[start Provided data]
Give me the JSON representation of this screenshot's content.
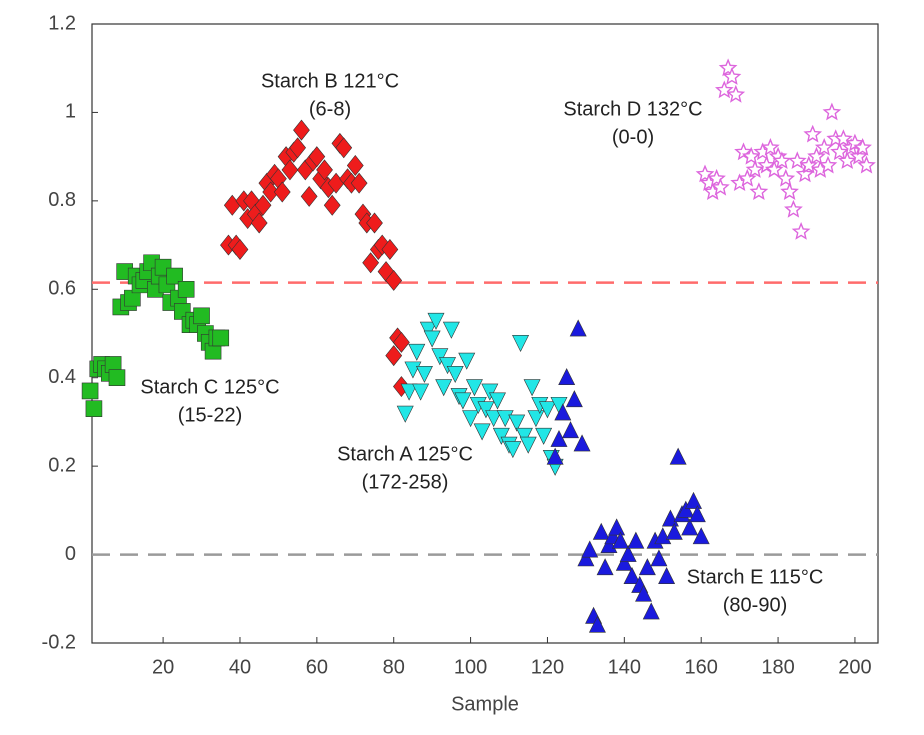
{
  "chart_data": {
    "type": "scatter",
    "xlabel": "Sample",
    "xlim": [
      1.5,
      206
    ],
    "ylim": [
      -0.2,
      1.2
    ],
    "xticks": [
      20,
      40,
      60,
      80,
      100,
      120,
      140,
      160,
      180,
      200
    ],
    "yticks": [
      -0.2,
      0,
      0.2,
      0.4,
      0.6,
      0.8,
      1,
      1.2
    ],
    "hlines": [
      {
        "value": 0.615,
        "color": "#ff6b6b"
      },
      {
        "value": 0,
        "color": "#9a9a9a"
      }
    ],
    "annotations": [
      {
        "lines": [
          "Starch B 121°C",
          "(6-8)"
        ]
      },
      {
        "lines": [
          "Starch D 132°C",
          "(0-0)"
        ]
      },
      {
        "lines": [
          "Starch C 125°C",
          "(15-22)"
        ]
      },
      {
        "lines": [
          "Starch A 125°C",
          "(172-258)"
        ]
      },
      {
        "lines": [
          "Starch E 115°C",
          "(80-90)"
        ]
      }
    ],
    "series": [
      {
        "color": "#ee1c1c",
        "marker": "diamond",
        "x": [
          37,
          38,
          39,
          40,
          41,
          42,
          43,
          44,
          45,
          46,
          47,
          48,
          49,
          50,
          51,
          52,
          53,
          54,
          55,
          56,
          57,
          58,
          59,
          60,
          61,
          62,
          63,
          64,
          65,
          66,
          67,
          68,
          69,
          70,
          71,
          72,
          73,
          74,
          75,
          76,
          77,
          78,
          79,
          80,
          81,
          82,
          80,
          82
        ],
        "values": [
          0.7,
          0.79,
          0.7,
          0.69,
          0.8,
          0.76,
          0.8,
          0.77,
          0.75,
          0.79,
          0.84,
          0.82,
          0.86,
          0.85,
          0.82,
          0.9,
          0.87,
          0.91,
          0.92,
          0.96,
          0.87,
          0.81,
          0.89,
          0.9,
          0.85,
          0.87,
          0.83,
          0.79,
          0.84,
          0.93,
          0.92,
          0.85,
          0.84,
          0.88,
          0.84,
          0.77,
          0.75,
          0.66,
          0.75,
          0.69,
          0.7,
          0.64,
          0.69,
          0.62,
          0.49,
          0.48,
          0.45,
          0.38
        ]
      },
      {
        "color": "#dd66dd",
        "marker": "star",
        "x": [
          161,
          162,
          163,
          164,
          165,
          166,
          167,
          168,
          169,
          170,
          171,
          172,
          173,
          174,
          175,
          176,
          177,
          178,
          179,
          180,
          181,
          182,
          183,
          184,
          185,
          186,
          187,
          188,
          189,
          190,
          191,
          192,
          193,
          194,
          195,
          196,
          197,
          198,
          199,
          200,
          201,
          202,
          203
        ],
        "values": [
          0.86,
          0.84,
          0.82,
          0.85,
          0.83,
          1.05,
          1.1,
          1.08,
          1.04,
          0.84,
          0.91,
          0.85,
          0.9,
          0.87,
          0.82,
          0.91,
          0.88,
          0.92,
          0.87,
          0.9,
          0.89,
          0.85,
          0.82,
          0.78,
          0.89,
          0.73,
          0.86,
          0.88,
          0.95,
          0.9,
          0.87,
          0.92,
          0.88,
          1.0,
          0.94,
          0.91,
          0.94,
          0.89,
          0.92,
          0.93,
          0.9,
          0.92,
          0.88
        ]
      },
      {
        "color": "#22bb22",
        "marker": "square",
        "x": [
          1,
          2,
          3,
          4,
          5,
          6,
          7,
          8,
          9,
          10,
          11,
          12,
          13,
          14,
          15,
          16,
          17,
          18,
          19,
          20,
          21,
          22,
          23,
          24,
          25,
          26,
          27,
          28,
          29,
          30,
          31,
          32,
          33,
          34,
          35
        ],
        "values": [
          0.37,
          0.33,
          0.42,
          0.43,
          0.42,
          0.41,
          0.43,
          0.4,
          0.56,
          0.64,
          0.57,
          0.58,
          0.63,
          0.61,
          0.62,
          0.64,
          0.66,
          0.6,
          0.63,
          0.65,
          0.61,
          0.57,
          0.63,
          0.58,
          0.55,
          0.6,
          0.52,
          0.53,
          0.52,
          0.54,
          0.5,
          0.48,
          0.46,
          0.49,
          0.49
        ]
      },
      {
        "color": "#22e6e6",
        "marker": "triangle-down",
        "x": [
          83,
          84,
          85,
          86,
          87,
          88,
          89,
          90,
          91,
          92,
          93,
          94,
          95,
          96,
          97,
          98,
          99,
          100,
          101,
          102,
          103,
          104,
          105,
          106,
          107,
          108,
          109,
          110,
          111,
          112,
          113,
          114,
          115,
          116,
          117,
          118,
          119,
          120,
          121,
          122,
          123
        ],
        "values": [
          0.32,
          0.37,
          0.42,
          0.46,
          0.37,
          0.41,
          0.51,
          0.49,
          0.53,
          0.45,
          0.38,
          0.43,
          0.51,
          0.41,
          0.36,
          0.35,
          0.44,
          0.31,
          0.38,
          0.34,
          0.28,
          0.33,
          0.37,
          0.31,
          0.35,
          0.27,
          0.31,
          0.25,
          0.24,
          0.3,
          0.48,
          0.27,
          0.25,
          0.38,
          0.31,
          0.34,
          0.27,
          0.33,
          0.22,
          0.2,
          0.34
        ]
      },
      {
        "color": "#1a1add",
        "marker": "triangle-up",
        "x": [
          122,
          123,
          124,
          125,
          126,
          127,
          128,
          129,
          130,
          131,
          132,
          133,
          134,
          135,
          136,
          137,
          138,
          139,
          140,
          141,
          142,
          143,
          144,
          145,
          146,
          147,
          148,
          149,
          150,
          151,
          152,
          153,
          154,
          155,
          156,
          157,
          158,
          159,
          160
        ],
        "values": [
          0.22,
          0.26,
          0.32,
          0.4,
          0.28,
          0.35,
          0.51,
          0.25,
          -0.01,
          0.01,
          -0.14,
          -0.16,
          0.05,
          -0.03,
          0.02,
          0.04,
          0.06,
          0.03,
          -0.02,
          0.0,
          -0.05,
          0.03,
          -0.07,
          -0.09,
          -0.03,
          -0.13,
          0.03,
          -0.01,
          0.04,
          -0.05,
          0.08,
          0.05,
          0.22,
          0.09,
          0.1,
          0.06,
          0.12,
          0.09,
          0.04
        ]
      }
    ]
  }
}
[end Provided data]
■ Exercise directions ■
Each line that has the word "marker" should be copied.

■ Completed exercise ■
        "marker": "diamond",
        "marker": "star",
        "marker": "square",
        "marker": "triangle-down",
        "marker": "triangle-up",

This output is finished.